__EXTRACTED INFORMATION__
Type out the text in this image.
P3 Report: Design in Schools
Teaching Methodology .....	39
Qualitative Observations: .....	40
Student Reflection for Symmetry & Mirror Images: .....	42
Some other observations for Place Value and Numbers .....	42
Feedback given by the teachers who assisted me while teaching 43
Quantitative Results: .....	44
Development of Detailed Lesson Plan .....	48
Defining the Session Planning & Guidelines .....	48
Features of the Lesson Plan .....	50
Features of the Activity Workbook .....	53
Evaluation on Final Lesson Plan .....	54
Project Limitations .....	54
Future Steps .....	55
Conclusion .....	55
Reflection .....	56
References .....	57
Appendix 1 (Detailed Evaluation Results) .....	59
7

__WORK TO COMPLETE__
Retype all of the material, keeping each line exact.

__FULL SOLUTION__
Type out the text in this image.
P3 Report: Design in Schools
Teaching Methodology .....	39
Qualitative Observations: .....	40
Student Reflection for Symmetry & Mirror Images: .....	42
Some other observations for Place Value and Numbers .....	42
Feedback given by the teachers who assisted me while teaching 43
Quantitative Results: .....	44
Development of Detailed Lesson Plan .....	48
Defining the Session Planning & Guidelines .....	48
Features of the Lesson Plan .....	50
Features of the Activity Workbook .....	53
Evaluation on Final Lesson Plan .....	54
Project Limitations .....	54
Future Steps .....	55
Conclusion .....	55
Reflection .....	56
References .....	57
Appendix 1 (Detailed Evaluation Results) .....	59
7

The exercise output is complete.